(Material to process)
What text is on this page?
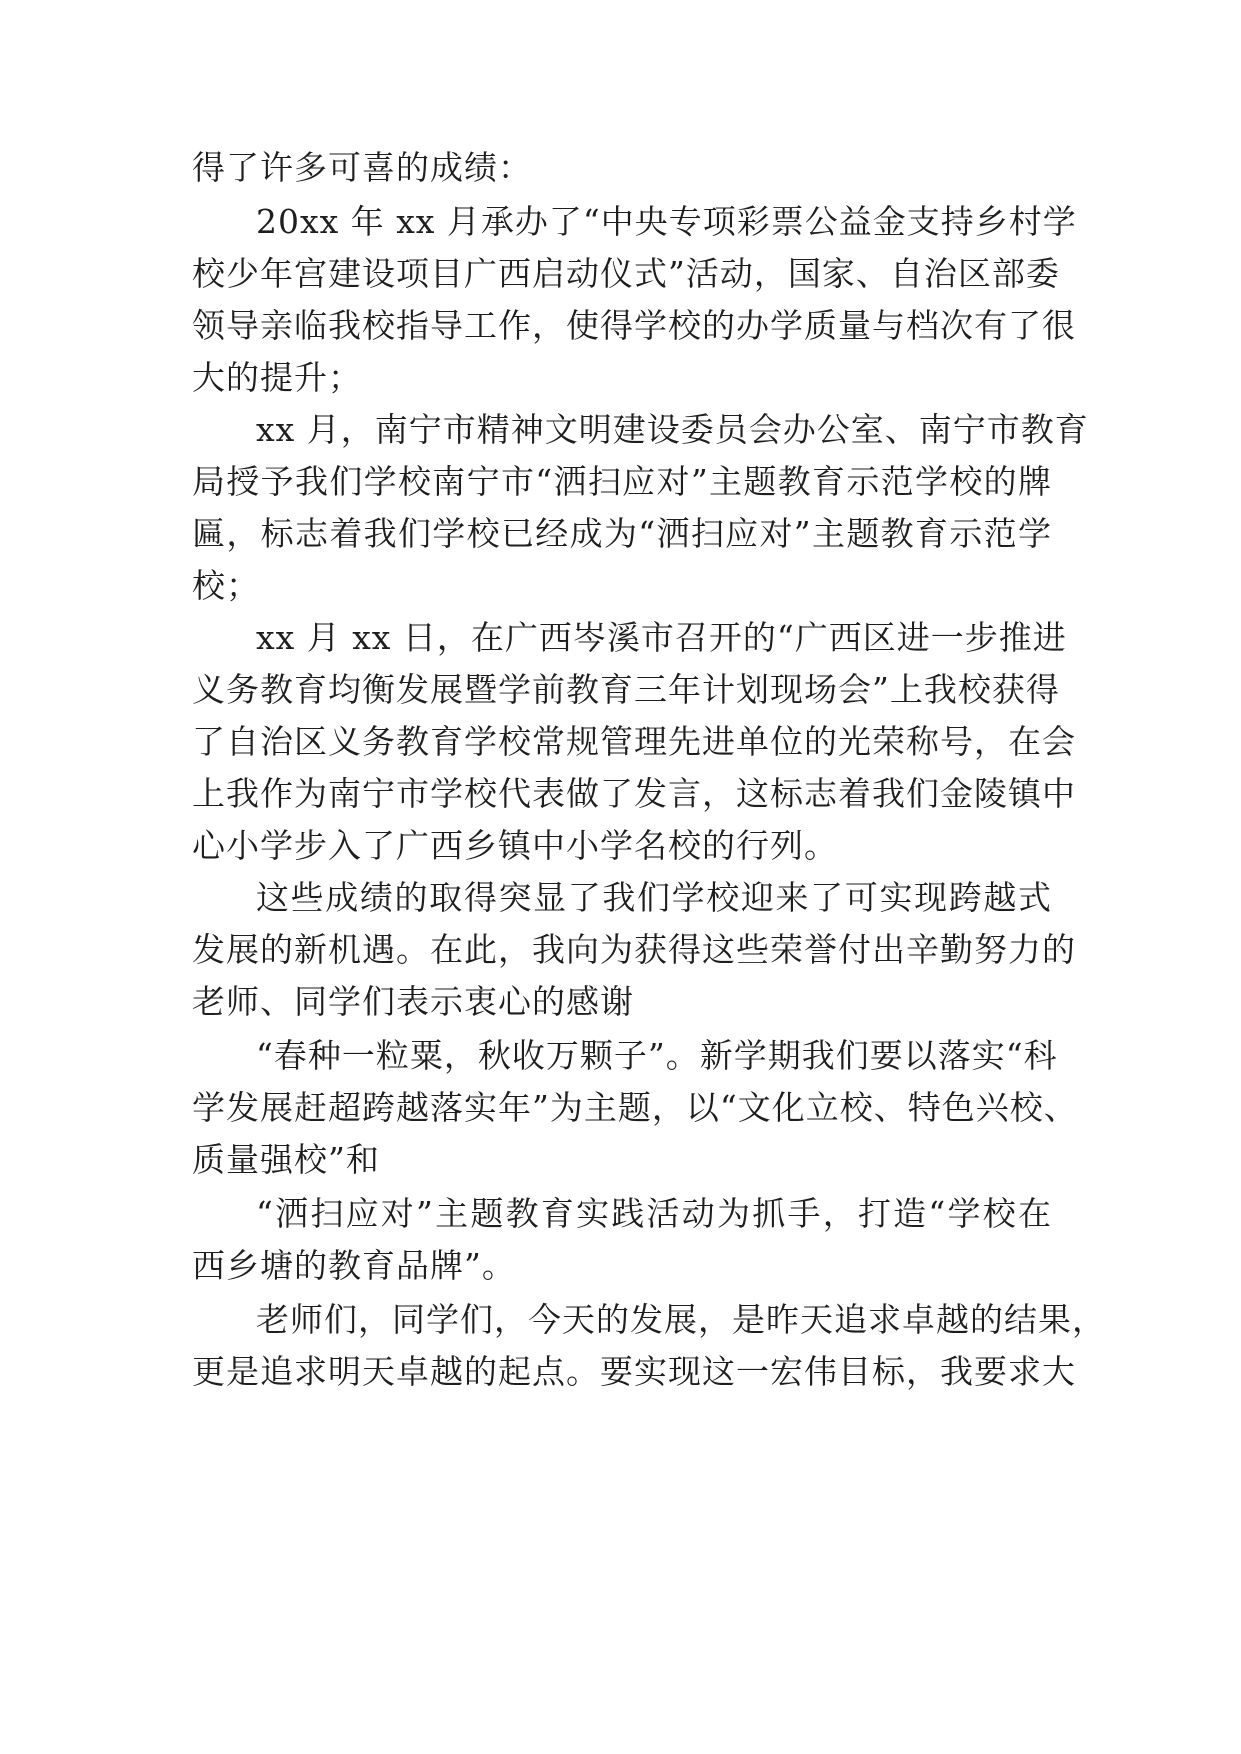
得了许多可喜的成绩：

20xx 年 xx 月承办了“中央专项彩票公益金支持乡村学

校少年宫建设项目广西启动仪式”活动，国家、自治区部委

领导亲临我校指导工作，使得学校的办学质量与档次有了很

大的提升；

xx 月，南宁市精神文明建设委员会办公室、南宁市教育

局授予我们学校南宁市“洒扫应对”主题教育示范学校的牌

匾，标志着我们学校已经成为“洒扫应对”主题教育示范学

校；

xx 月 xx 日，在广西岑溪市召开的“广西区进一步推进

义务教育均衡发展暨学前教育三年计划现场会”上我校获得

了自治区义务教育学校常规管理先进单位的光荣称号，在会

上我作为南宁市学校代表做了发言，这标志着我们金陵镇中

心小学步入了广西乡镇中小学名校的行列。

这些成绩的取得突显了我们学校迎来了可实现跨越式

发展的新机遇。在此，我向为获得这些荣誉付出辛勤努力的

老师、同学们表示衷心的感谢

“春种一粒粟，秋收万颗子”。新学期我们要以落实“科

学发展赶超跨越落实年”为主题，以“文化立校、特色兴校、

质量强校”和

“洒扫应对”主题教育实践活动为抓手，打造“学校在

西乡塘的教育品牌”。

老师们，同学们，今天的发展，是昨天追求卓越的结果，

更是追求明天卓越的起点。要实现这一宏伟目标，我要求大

(Your goal)
Determine how many lines in the listing above hold the word "洒扫应对", answering with the number only.

(Full output)
3